DATA SECTION

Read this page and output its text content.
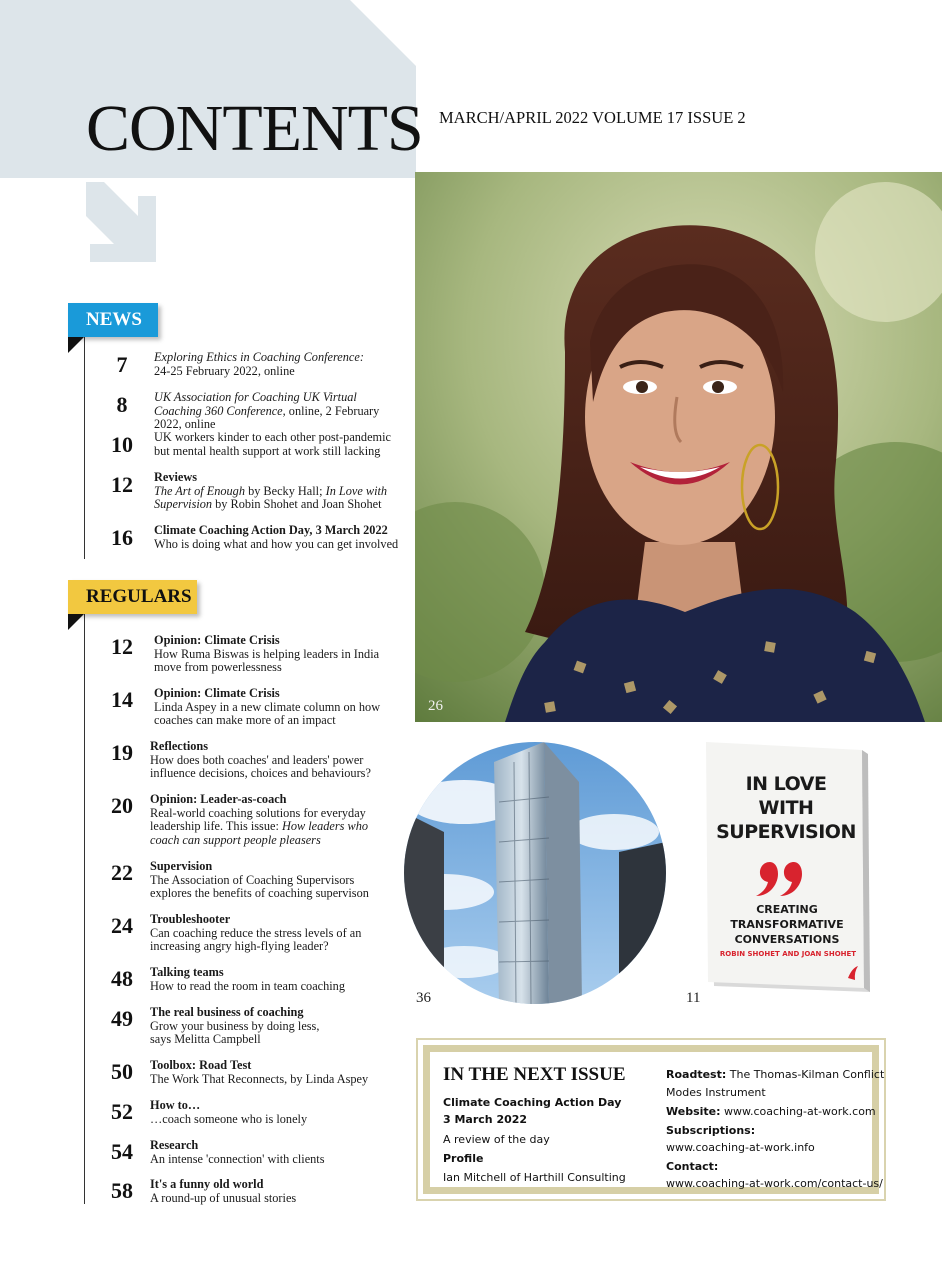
CONTENTS MARCH/APRIL 2022 VOLUME 17 ISSUE 2
NEWS
7	Exploring Ethics in Coaching Conference:
24-25 February 2022, online
8	UK Association for Coaching UK Virtual Coaching 360 Conference, online, 2 February 2022, online
10	UK workers kinder to each other post-pandemic but mental health support at work still lacking
12	Reviews
The Art of Enough by Becky Hall; In Love with Supervision by Robin Shohet and Joan Shohet
16	Climate Coaching Action Day, 3 March 2022
Who is doing what and how you can get involved
REGULARS
12	Opinion: Climate Crisis
How Ruma Biswas is helping leaders in India move from powerlessness
14	Opinion: Climate Crisis
Linda Aspey in a new climate column on how coaches can make more of an impact
19	Reflections
How does both coaches' and leaders' power influence decisions, choices and behaviours?
20	Opinion: Leader-as-coach
Real-world coaching solutions for everyday leadership life. This issue: How leaders who coach can support people pleasers
22	Supervision
The Association of Coaching Supervisors explores the benefits of coaching supervison
24	Troubleshooter
Can coaching reduce the stress levels of an increasing angry high-flying leader?
48	Talking teams
How to read the room in team coaching
49	The real business of coaching
Grow your business by doing less, says Melitta Campbell
50	Toolbox: Road Test
The Work That Reconnects, by Linda Aspey
52	How to…
…coach someone who is lonely
54	Research
An intense 'connection' with clients
58	It's a funny old world
A round-up of unusual stories
26
36
IN LOVE
WITH
SUPERVISION
CREATING
TRANSFORMATIVE
CONVERSATIONS
ROBIN SHOHET AND JOAN SHOHET
11
IN THE NEXT ISSUE
Climate Coaching Action Day
3 March 2022
A review of the day
Profile
Ian Mitchell of Harthill Consulting
Roadtest: The Thomas-Kilman Conflict
Modes Instrument
Website: www.coaching-at-work.com
Subscriptions:
www.coaching-at-work.info
Contact:
www.coaching-at-work.com/contact-us/
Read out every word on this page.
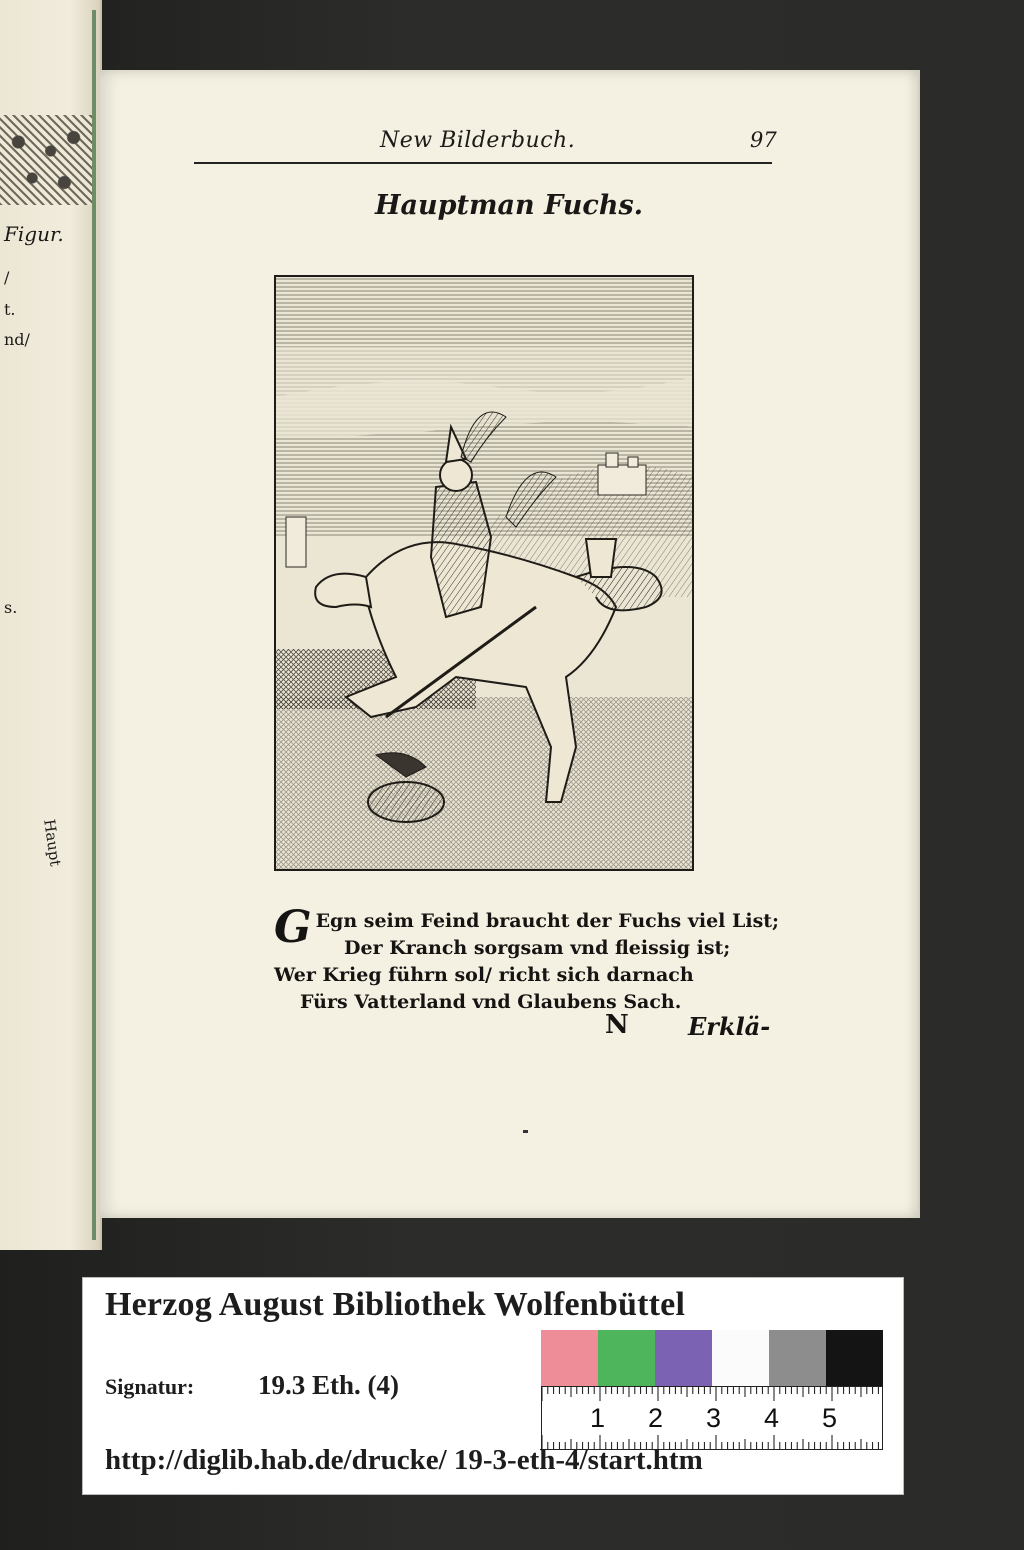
Figur.
/
t.
nd/
s.
Haupt
New Bilderbuch.	97
Hauptman Fuchs.
G Egn seim Feind braucht der Fuchs viel List;
Der Kranch sorgsam vnd fleissig ist;
Wer Krieg führn sol/ richt sich darnach
Fürs Vatterland vnd Glaubens Sach.
N Erklä-
Herzog August Bibliothek Wolfenbüttel
Signatur: 19.3 Eth. (4)
1 2 3 4 5
http://diglib.hab.de/drucke/ 19-3-eth-4/start.htm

INSTRUCTION
Take every line containing the word "support" and copy it.

CORRECT ANSWER
10	UK workers kinder to each other post-pandemic but mental health support at work still lacking
Real-world coaching solutions for everyday leadership life. This issue: How leaders who coach can support people pleasers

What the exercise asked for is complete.